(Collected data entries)
◆ ◆ ◆
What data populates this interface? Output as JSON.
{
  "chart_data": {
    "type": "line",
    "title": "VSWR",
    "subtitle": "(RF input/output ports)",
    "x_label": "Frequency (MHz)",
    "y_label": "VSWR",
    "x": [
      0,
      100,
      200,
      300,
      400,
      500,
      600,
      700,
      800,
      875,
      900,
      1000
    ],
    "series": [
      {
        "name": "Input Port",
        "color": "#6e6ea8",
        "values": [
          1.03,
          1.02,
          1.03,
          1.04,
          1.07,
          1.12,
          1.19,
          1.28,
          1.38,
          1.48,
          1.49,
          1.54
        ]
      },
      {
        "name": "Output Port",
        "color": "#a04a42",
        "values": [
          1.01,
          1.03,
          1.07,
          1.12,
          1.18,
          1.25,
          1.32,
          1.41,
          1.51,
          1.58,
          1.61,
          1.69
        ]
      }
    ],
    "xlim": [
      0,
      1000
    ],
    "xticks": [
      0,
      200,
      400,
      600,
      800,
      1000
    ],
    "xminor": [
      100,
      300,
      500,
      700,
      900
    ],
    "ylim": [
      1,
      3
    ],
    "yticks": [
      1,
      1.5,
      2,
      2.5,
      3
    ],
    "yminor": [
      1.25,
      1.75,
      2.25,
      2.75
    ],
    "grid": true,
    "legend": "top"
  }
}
◆ ◆ ◆
WHAT IS REQUIRED
Reproduce the data shown above exactly.

THE RESPONSE
What data populates this interface? Output as JSON.
{
  "chart_data": {
    "type": "line",
    "title": "VSWR",
    "subtitle": "(RF input/output ports)",
    "x_label": "Frequency (MHz)",
    "y_label": "VSWR",
    "x": [
      0,
      100,
      200,
      300,
      400,
      500,
      600,
      700,
      800,
      875,
      900,
      1000
    ],
    "series": [
      {
        "name": "Input Port",
        "color": "#6e6ea8",
        "values": [
          1.03,
          1.02,
          1.03,
          1.04,
          1.07,
          1.12,
          1.19,
          1.28,
          1.38,
          1.48,
          1.49,
          1.54
        ]
      },
      {
        "name": "Output Port",
        "color": "#a04a42",
        "values": [
          1.01,
          1.03,
          1.07,
          1.12,
          1.18,
          1.25,
          1.32,
          1.41,
          1.51,
          1.58,
          1.61,
          1.69
        ]
      }
    ],
    "xlim": [
      0,
      1000
    ],
    "xticks": [
      0,
      200,
      400,
      600,
      800,
      1000
    ],
    "xminor": [
      100,
      300,
      500,
      700,
      900
    ],
    "ylim": [
      1,
      3
    ],
    "yticks": [
      1,
      1.5,
      2,
      2.5,
      3
    ],
    "yminor": [
      1.25,
      1.75,
      2.25,
      2.75
    ],
    "grid": true,
    "legend": "top"
  }
}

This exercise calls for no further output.